**DIRECTIONS:** Make an exact copy of each entry, leaving out every picture.

**RECORD SET:**
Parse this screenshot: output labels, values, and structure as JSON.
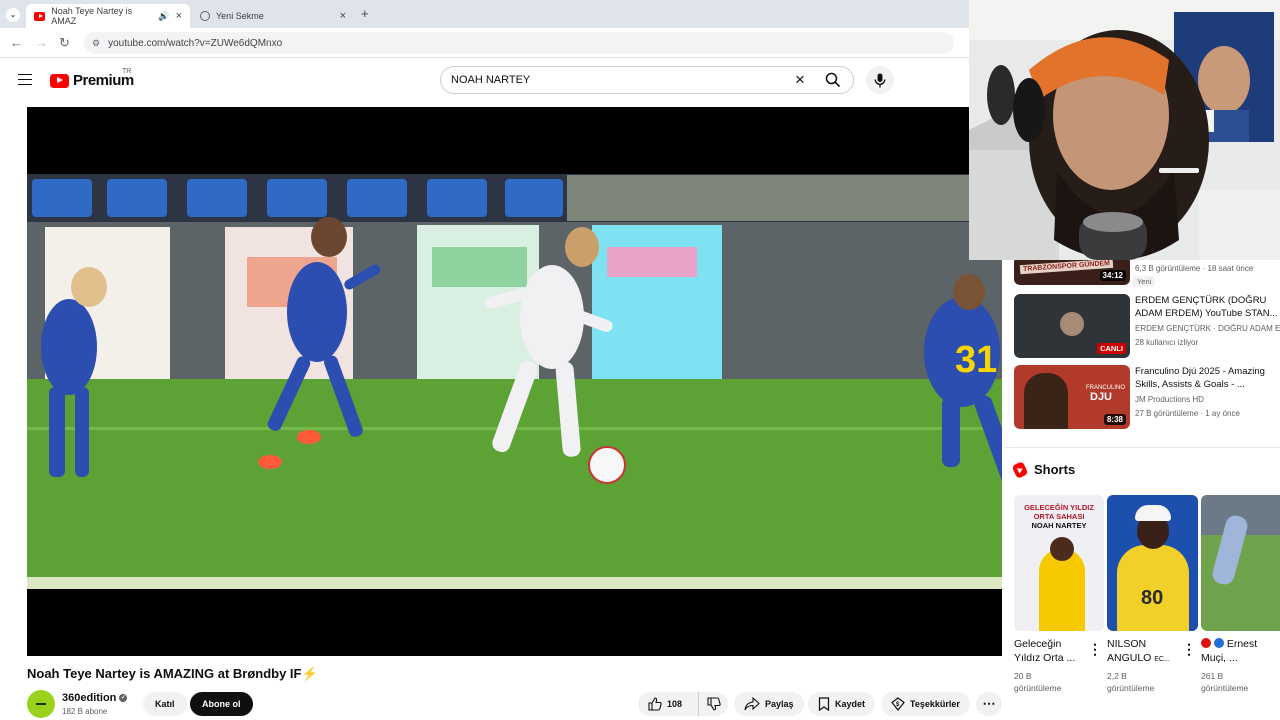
{
  "browser": {
    "tabs": [
      {
        "label": "Noah Teye Nartey is AMAZ",
        "icon": "youtube-favicon",
        "active": true
      },
      {
        "label": "Yeni Sekme",
        "icon": "globe-icon",
        "active": false
      }
    ],
    "url": "youtube.com/watch?v=ZUWe6dQMnxo"
  },
  "header": {
    "logo": "Premium",
    "country": "TR",
    "search_value": "NOAH NARTEY"
  },
  "video": {
    "title": "Noah Teye Nartey is AMAZING at Brøndby IF⚡",
    "channel": "360edition",
    "subscribers": "182 B abone",
    "join_label": "Katıl",
    "subscribe_label": "Abone ol",
    "likes": "108",
    "share_label": "Paylaş",
    "save_label": "Kaydet",
    "thanks_label": "Teşekkürler",
    "player_jersey_text": "31"
  },
  "sidebar": {
    "related": [
      {
        "title": "",
        "meta1": "6,3 B görüntüleme · 18 saat önce",
        "badge": "Yeni",
        "duration": "34:12",
        "thumb_text": "TRABZONSPOR GÜNDEM"
      },
      {
        "title": "ERDEM GENÇTÜRK (DOĞRU ADAM ERDEM) YouTube STAN...",
        "meta1": "ERDEM GENÇTÜRK · DOĞRU ADAM ERDEM",
        "meta2": "28 kullanıcı izliyor",
        "live": "CANLI"
      },
      {
        "title": "Franculino Djú 2025 - Amazing Skills, Assists & Goals - ...",
        "meta1": "JM Productions HD",
        "meta2": "27 B görüntüleme · 1 ay önce",
        "duration": "8:38",
        "thumb_text": "DJU",
        "thumb_small": "FRANCULINO"
      }
    ],
    "shorts_heading": "Shorts",
    "shorts": [
      {
        "title1": "Geleceğin",
        "title2": "Yıldız Orta ...",
        "views1": "20 B",
        "views2": "görüntüleme",
        "thumb_text1": "GELECEĞİN YILDIZ",
        "thumb_text2": "ORTA SAHASI",
        "thumb_text3": "NOAH NARTEY"
      },
      {
        "title1": "NILSON",
        "title2": "ANGULO",
        "title2_suffix": "EC...",
        "views1": "2,2 B",
        "views2": "görüntüleme",
        "thumb_text1": "80"
      },
      {
        "title1": "Ernest",
        "title2": "Muçi, ...",
        "views1": "261 B",
        "views2": "görüntüleme"
      }
    ]
  },
  "colors": {
    "brand": "#ff0000",
    "live": "#cc0000",
    "pitch": "#4e9a2a"
  }
}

**PROBLEM SOLUTION:**
Parse this screenshot: output labels, values, and structure as JSON.
{
  "browser": {
    "tabs": [
      {
        "label": "Noah Teye Nartey is AMAZ",
        "icon": "youtube-favicon",
        "active": true
      },
      {
        "label": "Yeni Sekme",
        "icon": "globe-icon",
        "active": false
      }
    ],
    "url": "youtube.com/watch?v=ZUWe6dQMnxo"
  },
  "header": {
    "logo": "Premium",
    "country": "TR",
    "search_value": "NOAH NARTEY"
  },
  "video": {
    "title": "Noah Teye Nartey is AMAZING at Brøndby IF⚡",
    "channel": "360edition",
    "subscribers": "182 B abone",
    "join_label": "Katıl",
    "subscribe_label": "Abone ol",
    "likes": "108",
    "share_label": "Paylaş",
    "save_label": "Kaydet",
    "thanks_label": "Teşekkürler",
    "player_jersey_text": "31"
  },
  "sidebar": {
    "related": [
      {
        "title": "",
        "meta1": "6,3 B görüntüleme · 18 saat önce",
        "badge": "Yeni",
        "duration": "34:12",
        "thumb_text": "TRABZONSPOR GÜNDEM"
      },
      {
        "title": "ERDEM GENÇTÜRK (DOĞRU ADAM ERDEM) YouTube STAN...",
        "meta1": "ERDEM GENÇTÜRK · DOĞRU ADAM ERDEM",
        "meta2": "28 kullanıcı izliyor",
        "live": "CANLI"
      },
      {
        "title": "Franculino Djú 2025 - Amazing Skills, Assists & Goals - ...",
        "meta1": "JM Productions HD",
        "meta2": "27 B görüntüleme · 1 ay önce",
        "duration": "8:38",
        "thumb_text": "DJU",
        "thumb_small": "FRANCULINO"
      }
    ],
    "shorts_heading": "Shorts",
    "shorts": [
      {
        "title1": "Geleceğin",
        "title2": "Yıldız Orta ...",
        "views1": "20 B",
        "views2": "görüntüleme",
        "thumb_text1": "GELECEĞİN YILDIZ",
        "thumb_text2": "ORTA SAHASI",
        "thumb_text3": "NOAH NARTEY"
      },
      {
        "title1": "NILSON",
        "title2": "ANGULO",
        "title2_suffix": "EC...",
        "views1": "2,2 B",
        "views2": "görüntüleme",
        "thumb_text1": "80"
      },
      {
        "title1": "Ernest",
        "title2": "Muçi, ...",
        "views1": "261 B",
        "views2": "görüntüleme"
      }
    ]
  },
  "colors": {
    "brand": "#ff0000",
    "live": "#cc0000",
    "pitch": "#4e9a2a"
  }
}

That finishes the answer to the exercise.